-------- Raw data

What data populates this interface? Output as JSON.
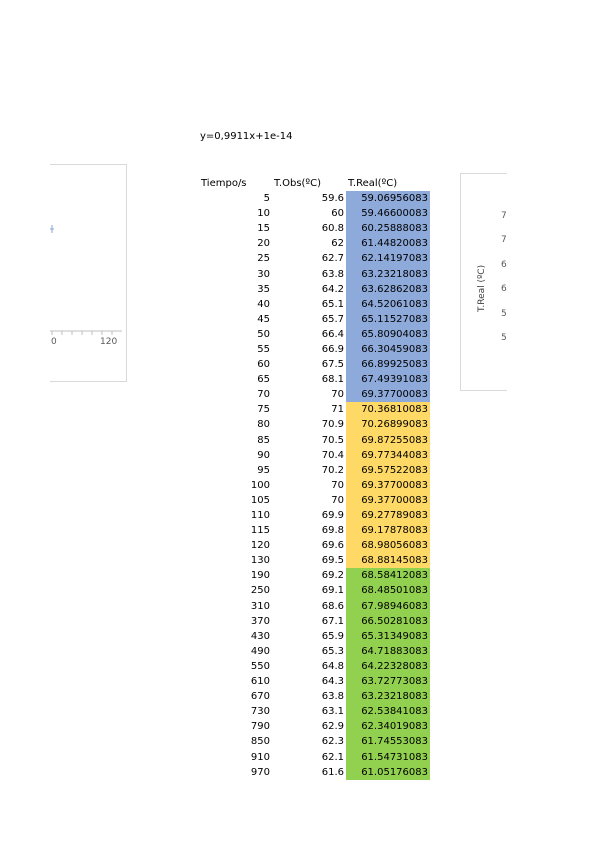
{
  "equation": "y=0,9911x+1e-14",
  "colors": {
    "blue": "#8eaadb",
    "yellow": "#ffd966",
    "green": "#92d050",
    "chart_border": "#d9d9d9"
  },
  "table": {
    "headers": [
      "Tiempo/s",
      "T.Obs(ºC)",
      "T.Real(ºC)"
    ],
    "rows": [
      {
        "t": "5",
        "obs": "59.6",
        "real": "59.06956083",
        "color": "blue"
      },
      {
        "t": "10",
        "obs": "60",
        "real": "59.46600083",
        "color": "blue"
      },
      {
        "t": "15",
        "obs": "60.8",
        "real": "60.25888083",
        "color": "blue"
      },
      {
        "t": "20",
        "obs": "62",
        "real": "61.44820083",
        "color": "blue"
      },
      {
        "t": "25",
        "obs": "62.7",
        "real": "62.14197083",
        "color": "blue"
      },
      {
        "t": "30",
        "obs": "63.8",
        "real": "63.23218083",
        "color": "blue"
      },
      {
        "t": "35",
        "obs": "64.2",
        "real": "63.62862083",
        "color": "blue"
      },
      {
        "t": "40",
        "obs": "65.1",
        "real": "64.52061083",
        "color": "blue"
      },
      {
        "t": "45",
        "obs": "65.7",
        "real": "65.11527083",
        "color": "blue"
      },
      {
        "t": "50",
        "obs": "66.4",
        "real": "65.80904083",
        "color": "blue"
      },
      {
        "t": "55",
        "obs": "66.9",
        "real": "66.30459083",
        "color": "blue"
      },
      {
        "t": "60",
        "obs": "67.5",
        "real": "66.89925083",
        "color": "blue"
      },
      {
        "t": "65",
        "obs": "68.1",
        "real": "67.49391083",
        "color": "blue"
      },
      {
        "t": "70",
        "obs": "70",
        "real": "69.37700083",
        "color": "blue"
      },
      {
        "t": "75",
        "obs": "71",
        "real": "70.36810083",
        "color": "yellow"
      },
      {
        "t": "80",
        "obs": "70.9",
        "real": "70.26899083",
        "color": "yellow"
      },
      {
        "t": "85",
        "obs": "70.5",
        "real": "69.87255083",
        "color": "yellow"
      },
      {
        "t": "90",
        "obs": "70.4",
        "real": "69.77344083",
        "color": "yellow"
      },
      {
        "t": "95",
        "obs": "70.2",
        "real": "69.57522083",
        "color": "yellow"
      },
      {
        "t": "100",
        "obs": "70",
        "real": "69.37700083",
        "color": "yellow"
      },
      {
        "t": "105",
        "obs": "70",
        "real": "69.37700083",
        "color": "yellow"
      },
      {
        "t": "110",
        "obs": "69.9",
        "real": "69.27789083",
        "color": "yellow"
      },
      {
        "t": "115",
        "obs": "69.8",
        "real": "69.17878083",
        "color": "yellow"
      },
      {
        "t": "120",
        "obs": "69.6",
        "real": "68.98056083",
        "color": "yellow"
      },
      {
        "t": "130",
        "obs": "69.5",
        "real": "68.88145083",
        "color": "yellow"
      },
      {
        "t": "190",
        "obs": "69.2",
        "real": "68.58412083",
        "color": "green"
      },
      {
        "t": "250",
        "obs": "69.1",
        "real": "68.48501083",
        "color": "green"
      },
      {
        "t": "310",
        "obs": "68.6",
        "real": "67.98946083",
        "color": "green"
      },
      {
        "t": "370",
        "obs": "67.1",
        "real": "66.50281083",
        "color": "green"
      },
      {
        "t": "430",
        "obs": "65.9",
        "real": "65.31349083",
        "color": "green"
      },
      {
        "t": "490",
        "obs": "65.3",
        "real": "64.71883083",
        "color": "green"
      },
      {
        "t": "550",
        "obs": "64.8",
        "real": "64.22328083",
        "color": "green"
      },
      {
        "t": "610",
        "obs": "64.3",
        "real": "63.72773083",
        "color": "green"
      },
      {
        "t": "670",
        "obs": "63.8",
        "real": "63.23218083",
        "color": "green"
      },
      {
        "t": "730",
        "obs": "63.1",
        "real": "62.53841083",
        "color": "green"
      },
      {
        "t": "790",
        "obs": "62.9",
        "real": "62.34019083",
        "color": "green"
      },
      {
        "t": "850",
        "obs": "62.3",
        "real": "61.74553083",
        "color": "green"
      },
      {
        "t": "910",
        "obs": "62.1",
        "real": "61.54731083",
        "color": "green"
      },
      {
        "t": "970",
        "obs": "61.6",
        "real": "61.05176083",
        "color": "green"
      }
    ]
  },
  "left_chart": {
    "x_ticks": [
      "0",
      "120"
    ]
  },
  "right_chart": {
    "ylabel": "T.Real (ºC)",
    "y_ticks": [
      "7",
      "7",
      "6",
      "6",
      "5",
      "5"
    ]
  }
}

----------------

Task prompt:
Every record above must be given again exactly; drop the pictures.

Full answer:
What data populates this interface? Output as JSON.
{
  "equation": "y=0,9911x+1e-14",
  "colors": {
    "blue": "#8eaadb",
    "yellow": "#ffd966",
    "green": "#92d050",
    "chart_border": "#d9d9d9"
  },
  "table": {
    "headers": [
      "Tiempo/s",
      "T.Obs(ºC)",
      "T.Real(ºC)"
    ],
    "rows": [
      {
        "t": "5",
        "obs": "59.6",
        "real": "59.06956083",
        "color": "blue"
      },
      {
        "t": "10",
        "obs": "60",
        "real": "59.46600083",
        "color": "blue"
      },
      {
        "t": "15",
        "obs": "60.8",
        "real": "60.25888083",
        "color": "blue"
      },
      {
        "t": "20",
        "obs": "62",
        "real": "61.44820083",
        "color": "blue"
      },
      {
        "t": "25",
        "obs": "62.7",
        "real": "62.14197083",
        "color": "blue"
      },
      {
        "t": "30",
        "obs": "63.8",
        "real": "63.23218083",
        "color": "blue"
      },
      {
        "t": "35",
        "obs": "64.2",
        "real": "63.62862083",
        "color": "blue"
      },
      {
        "t": "40",
        "obs": "65.1",
        "real": "64.52061083",
        "color": "blue"
      },
      {
        "t": "45",
        "obs": "65.7",
        "real": "65.11527083",
        "color": "blue"
      },
      {
        "t": "50",
        "obs": "66.4",
        "real": "65.80904083",
        "color": "blue"
      },
      {
        "t": "55",
        "obs": "66.9",
        "real": "66.30459083",
        "color": "blue"
      },
      {
        "t": "60",
        "obs": "67.5",
        "real": "66.89925083",
        "color": "blue"
      },
      {
        "t": "65",
        "obs": "68.1",
        "real": "67.49391083",
        "color": "blue"
      },
      {
        "t": "70",
        "obs": "70",
        "real": "69.37700083",
        "color": "blue"
      },
      {
        "t": "75",
        "obs": "71",
        "real": "70.36810083",
        "color": "yellow"
      },
      {
        "t": "80",
        "obs": "70.9",
        "real": "70.26899083",
        "color": "yellow"
      },
      {
        "t": "85",
        "obs": "70.5",
        "real": "69.87255083",
        "color": "yellow"
      },
      {
        "t": "90",
        "obs": "70.4",
        "real": "69.77344083",
        "color": "yellow"
      },
      {
        "t": "95",
        "obs": "70.2",
        "real": "69.57522083",
        "color": "yellow"
      },
      {
        "t": "100",
        "obs": "70",
        "real": "69.37700083",
        "color": "yellow"
      },
      {
        "t": "105",
        "obs": "70",
        "real": "69.37700083",
        "color": "yellow"
      },
      {
        "t": "110",
        "obs": "69.9",
        "real": "69.27789083",
        "color": "yellow"
      },
      {
        "t": "115",
        "obs": "69.8",
        "real": "69.17878083",
        "color": "yellow"
      },
      {
        "t": "120",
        "obs": "69.6",
        "real": "68.98056083",
        "color": "yellow"
      },
      {
        "t": "130",
        "obs": "69.5",
        "real": "68.88145083",
        "color": "yellow"
      },
      {
        "t": "190",
        "obs": "69.2",
        "real": "68.58412083",
        "color": "green"
      },
      {
        "t": "250",
        "obs": "69.1",
        "real": "68.48501083",
        "color": "green"
      },
      {
        "t": "310",
        "obs": "68.6",
        "real": "67.98946083",
        "color": "green"
      },
      {
        "t": "370",
        "obs": "67.1",
        "real": "66.50281083",
        "color": "green"
      },
      {
        "t": "430",
        "obs": "65.9",
        "real": "65.31349083",
        "color": "green"
      },
      {
        "t": "490",
        "obs": "65.3",
        "real": "64.71883083",
        "color": "green"
      },
      {
        "t": "550",
        "obs": "64.8",
        "real": "64.22328083",
        "color": "green"
      },
      {
        "t": "610",
        "obs": "64.3",
        "real": "63.72773083",
        "color": "green"
      },
      {
        "t": "670",
        "obs": "63.8",
        "real": "63.23218083",
        "color": "green"
      },
      {
        "t": "730",
        "obs": "63.1",
        "real": "62.53841083",
        "color": "green"
      },
      {
        "t": "790",
        "obs": "62.9",
        "real": "62.34019083",
        "color": "green"
      },
      {
        "t": "850",
        "obs": "62.3",
        "real": "61.74553083",
        "color": "green"
      },
      {
        "t": "910",
        "obs": "62.1",
        "real": "61.54731083",
        "color": "green"
      },
      {
        "t": "970",
        "obs": "61.6",
        "real": "61.05176083",
        "color": "green"
      }
    ]
  },
  "left_chart": {
    "x_ticks": [
      "0",
      "120"
    ]
  },
  "right_chart": {
    "ylabel": "T.Real (ºC)",
    "y_ticks": [
      "7",
      "7",
      "6",
      "6",
      "5",
      "5"
    ]
  }
}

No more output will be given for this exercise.